Create a generic function to join multiple datasets in pyspark-CodePudding

Hi I am creating a generic function or class to add n numbers of datasets but I am unable to find the proper logic to do that, I put all codes below and highlight the section in which I want some help. if you find any problem in understanding my code then please ping me.

import pyspark
  
# importing sparksession from pyspark.sql module
from pyspark.sql import SparkSession
  
# creating sparksession and giving an app name
spark = SparkSession.builder.appName('sparkdf').getOrCreate()

(Records showing where elements appear)
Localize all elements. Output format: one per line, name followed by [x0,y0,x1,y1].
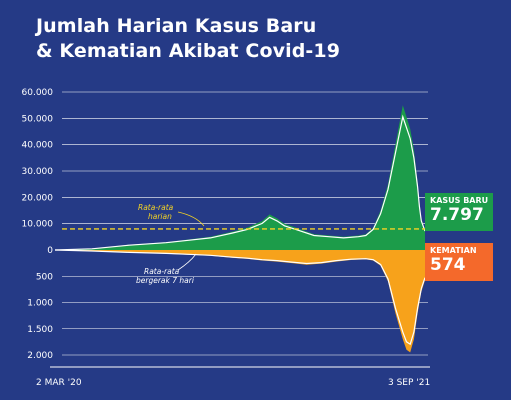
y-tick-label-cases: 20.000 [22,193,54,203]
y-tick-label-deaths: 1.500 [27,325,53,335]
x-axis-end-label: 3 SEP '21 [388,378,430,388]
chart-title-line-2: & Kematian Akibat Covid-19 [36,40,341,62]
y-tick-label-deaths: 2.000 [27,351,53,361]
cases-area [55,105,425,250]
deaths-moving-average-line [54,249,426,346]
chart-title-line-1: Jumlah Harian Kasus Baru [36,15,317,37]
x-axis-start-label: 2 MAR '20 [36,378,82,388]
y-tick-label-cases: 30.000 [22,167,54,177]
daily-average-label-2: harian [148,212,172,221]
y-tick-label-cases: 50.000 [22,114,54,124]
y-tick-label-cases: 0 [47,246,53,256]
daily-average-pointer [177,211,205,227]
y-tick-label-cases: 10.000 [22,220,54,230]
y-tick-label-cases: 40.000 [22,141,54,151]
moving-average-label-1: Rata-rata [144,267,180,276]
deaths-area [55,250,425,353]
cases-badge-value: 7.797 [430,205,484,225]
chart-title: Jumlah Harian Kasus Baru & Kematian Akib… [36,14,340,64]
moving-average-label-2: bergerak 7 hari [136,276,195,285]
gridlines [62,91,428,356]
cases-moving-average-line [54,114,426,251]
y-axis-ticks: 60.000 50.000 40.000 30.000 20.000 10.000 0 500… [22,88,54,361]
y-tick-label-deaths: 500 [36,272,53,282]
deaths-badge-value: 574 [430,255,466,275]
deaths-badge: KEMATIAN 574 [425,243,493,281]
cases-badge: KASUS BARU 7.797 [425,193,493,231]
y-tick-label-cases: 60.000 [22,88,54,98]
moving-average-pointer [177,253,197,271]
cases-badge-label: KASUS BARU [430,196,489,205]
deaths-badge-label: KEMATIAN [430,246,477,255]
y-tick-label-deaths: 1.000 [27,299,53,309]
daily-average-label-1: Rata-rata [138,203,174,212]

---

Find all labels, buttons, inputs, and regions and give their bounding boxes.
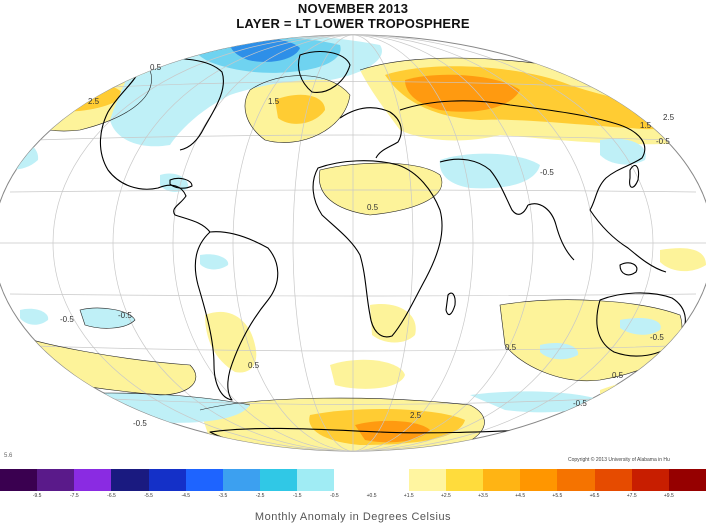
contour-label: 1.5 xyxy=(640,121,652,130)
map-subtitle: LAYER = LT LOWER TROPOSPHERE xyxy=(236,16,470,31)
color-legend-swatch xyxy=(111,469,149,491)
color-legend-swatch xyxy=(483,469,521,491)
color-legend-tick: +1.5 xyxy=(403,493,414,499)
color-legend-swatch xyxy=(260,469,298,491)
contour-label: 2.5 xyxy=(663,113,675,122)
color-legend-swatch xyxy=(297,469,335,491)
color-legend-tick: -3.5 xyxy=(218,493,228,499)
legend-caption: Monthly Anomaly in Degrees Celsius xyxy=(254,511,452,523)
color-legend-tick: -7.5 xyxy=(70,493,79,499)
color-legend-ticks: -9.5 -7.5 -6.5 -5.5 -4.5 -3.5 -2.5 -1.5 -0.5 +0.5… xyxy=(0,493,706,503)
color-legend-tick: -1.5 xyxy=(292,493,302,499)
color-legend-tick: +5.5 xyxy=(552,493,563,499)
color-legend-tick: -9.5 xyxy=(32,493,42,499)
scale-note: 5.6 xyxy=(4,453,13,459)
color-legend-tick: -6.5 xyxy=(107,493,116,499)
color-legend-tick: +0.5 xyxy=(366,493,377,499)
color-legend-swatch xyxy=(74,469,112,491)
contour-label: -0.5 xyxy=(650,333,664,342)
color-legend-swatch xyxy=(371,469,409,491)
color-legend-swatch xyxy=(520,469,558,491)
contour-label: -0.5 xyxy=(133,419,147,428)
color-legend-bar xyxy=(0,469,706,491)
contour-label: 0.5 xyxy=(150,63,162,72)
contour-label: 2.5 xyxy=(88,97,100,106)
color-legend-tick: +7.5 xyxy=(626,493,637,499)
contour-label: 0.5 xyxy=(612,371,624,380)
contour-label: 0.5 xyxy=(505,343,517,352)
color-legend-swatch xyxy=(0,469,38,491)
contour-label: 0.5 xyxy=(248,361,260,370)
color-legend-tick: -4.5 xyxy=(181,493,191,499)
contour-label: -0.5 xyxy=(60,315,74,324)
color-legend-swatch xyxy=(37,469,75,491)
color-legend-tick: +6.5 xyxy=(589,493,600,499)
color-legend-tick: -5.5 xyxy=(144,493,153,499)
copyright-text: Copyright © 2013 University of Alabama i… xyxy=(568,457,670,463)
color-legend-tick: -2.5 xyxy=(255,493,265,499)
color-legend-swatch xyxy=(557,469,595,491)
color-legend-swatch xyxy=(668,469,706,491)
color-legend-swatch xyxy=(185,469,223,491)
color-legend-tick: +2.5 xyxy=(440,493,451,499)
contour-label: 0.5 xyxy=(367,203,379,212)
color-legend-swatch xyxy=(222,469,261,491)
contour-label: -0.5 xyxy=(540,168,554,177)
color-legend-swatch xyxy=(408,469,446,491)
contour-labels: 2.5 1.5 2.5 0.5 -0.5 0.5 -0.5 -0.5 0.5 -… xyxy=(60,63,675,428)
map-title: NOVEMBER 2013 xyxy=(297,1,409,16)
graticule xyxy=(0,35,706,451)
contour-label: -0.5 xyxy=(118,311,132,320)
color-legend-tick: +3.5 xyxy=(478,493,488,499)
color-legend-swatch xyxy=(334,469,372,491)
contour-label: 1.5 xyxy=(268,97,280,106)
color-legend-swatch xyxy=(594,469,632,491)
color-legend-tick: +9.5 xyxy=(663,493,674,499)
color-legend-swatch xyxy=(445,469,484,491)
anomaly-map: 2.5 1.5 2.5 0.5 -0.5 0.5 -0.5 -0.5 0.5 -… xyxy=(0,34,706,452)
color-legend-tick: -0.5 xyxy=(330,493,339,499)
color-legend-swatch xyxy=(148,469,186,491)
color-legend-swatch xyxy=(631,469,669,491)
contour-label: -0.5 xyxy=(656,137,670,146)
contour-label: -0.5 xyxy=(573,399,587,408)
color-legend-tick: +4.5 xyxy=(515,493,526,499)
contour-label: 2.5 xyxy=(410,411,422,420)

...

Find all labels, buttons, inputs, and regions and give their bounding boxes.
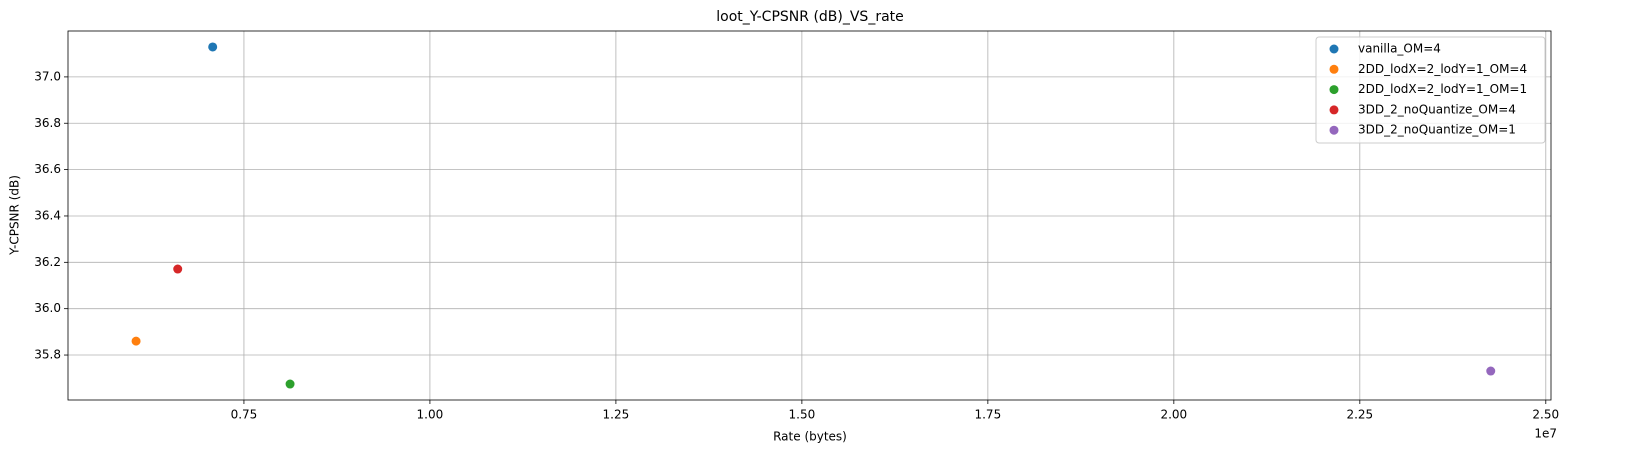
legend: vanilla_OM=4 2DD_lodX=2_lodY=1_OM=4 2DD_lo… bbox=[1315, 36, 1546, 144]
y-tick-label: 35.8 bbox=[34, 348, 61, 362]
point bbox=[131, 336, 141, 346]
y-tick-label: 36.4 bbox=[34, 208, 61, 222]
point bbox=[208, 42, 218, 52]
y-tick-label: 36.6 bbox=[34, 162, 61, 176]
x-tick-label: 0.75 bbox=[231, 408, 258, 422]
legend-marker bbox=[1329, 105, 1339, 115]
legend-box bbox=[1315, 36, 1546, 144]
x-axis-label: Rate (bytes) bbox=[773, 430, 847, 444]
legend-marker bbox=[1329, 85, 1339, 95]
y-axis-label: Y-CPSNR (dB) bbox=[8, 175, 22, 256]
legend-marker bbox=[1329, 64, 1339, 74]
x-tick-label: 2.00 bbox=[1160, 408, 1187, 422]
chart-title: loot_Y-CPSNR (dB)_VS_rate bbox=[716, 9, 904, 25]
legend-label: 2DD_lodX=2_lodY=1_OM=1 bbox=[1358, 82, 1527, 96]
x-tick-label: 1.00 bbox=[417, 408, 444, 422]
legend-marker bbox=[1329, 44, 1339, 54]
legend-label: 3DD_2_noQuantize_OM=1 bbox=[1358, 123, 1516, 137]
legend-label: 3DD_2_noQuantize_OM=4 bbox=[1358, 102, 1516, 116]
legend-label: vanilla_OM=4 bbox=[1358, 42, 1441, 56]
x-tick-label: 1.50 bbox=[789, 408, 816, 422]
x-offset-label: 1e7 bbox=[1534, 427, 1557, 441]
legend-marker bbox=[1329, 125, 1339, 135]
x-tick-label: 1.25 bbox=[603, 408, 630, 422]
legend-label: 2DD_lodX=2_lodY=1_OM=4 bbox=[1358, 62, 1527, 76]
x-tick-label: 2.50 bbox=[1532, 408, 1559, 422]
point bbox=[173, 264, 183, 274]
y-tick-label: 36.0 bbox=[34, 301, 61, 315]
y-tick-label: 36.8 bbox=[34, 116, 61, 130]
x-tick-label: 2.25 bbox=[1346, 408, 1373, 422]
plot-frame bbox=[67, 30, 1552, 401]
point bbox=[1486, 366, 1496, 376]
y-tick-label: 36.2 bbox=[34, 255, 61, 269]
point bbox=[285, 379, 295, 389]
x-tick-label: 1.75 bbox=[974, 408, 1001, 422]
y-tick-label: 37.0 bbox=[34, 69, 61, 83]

* _TO-DO LIST_:
[A] Edit the PySpark join question by rewriting everything from "import pyspark" down to "spark = SparkSession.builder.appName('sparkdf').getOrCreate()" with "sparkdf" changed to "generic_join".
[B] In the PySpark join question, what app name does the code give when it creates the Spark session?
[C] Extend the PySpark join question from the point where it stops.
This data is not needed for anything here.

* _EXPECTED RESULTS_:
[A]
import pyspark
  
# importing sparksession from pyspark.sql module
from pyspark.sql import SparkSession
  
# creating sparksession and giving an app name
spark = SparkSession.builder.appName('generic_join').getOrCreate()

[B] sparkdf

[C]
data_fact = [["1", "sravan", "company 1","100"],
        ["2", "ojaswi", "company 1","200"], 
        ["3", "rohith", "company 2","300"],
        ["4", "sridevi", "company 1","400"], 
        ["5", "bobby", "company 1","500"]]
  
# specify column names
columns = ['ID', 'NAME', 'Company','Amount']
  
# creating a dataframe from the lists of data
df_fact = spark.createDataFrame(data_fact, columns)

Department_table = [["1", "45000", "IT"],
         ["2", "145000", "Manager"],
         ["6", "45000", "HR"],
         ["5", "34000", "Sales"]]
  
# specify column names
columns1 = ['ID', 'salary', 'department']
df_Department = spark.createDataFrame(Department_table, columns1)

Leave_Table = [["1", "Sick Leave"],
         ["2", "Casual leave"],
         ["3", "Casual leave"],
         ["4", "Earned Leave"],
         ["4", "Sick Leave"] ]
  
# specify column names
columns2 = ['ID', 'Leave_type']
df_Leave = spark.createDataFrame(Leave_Table, columns2)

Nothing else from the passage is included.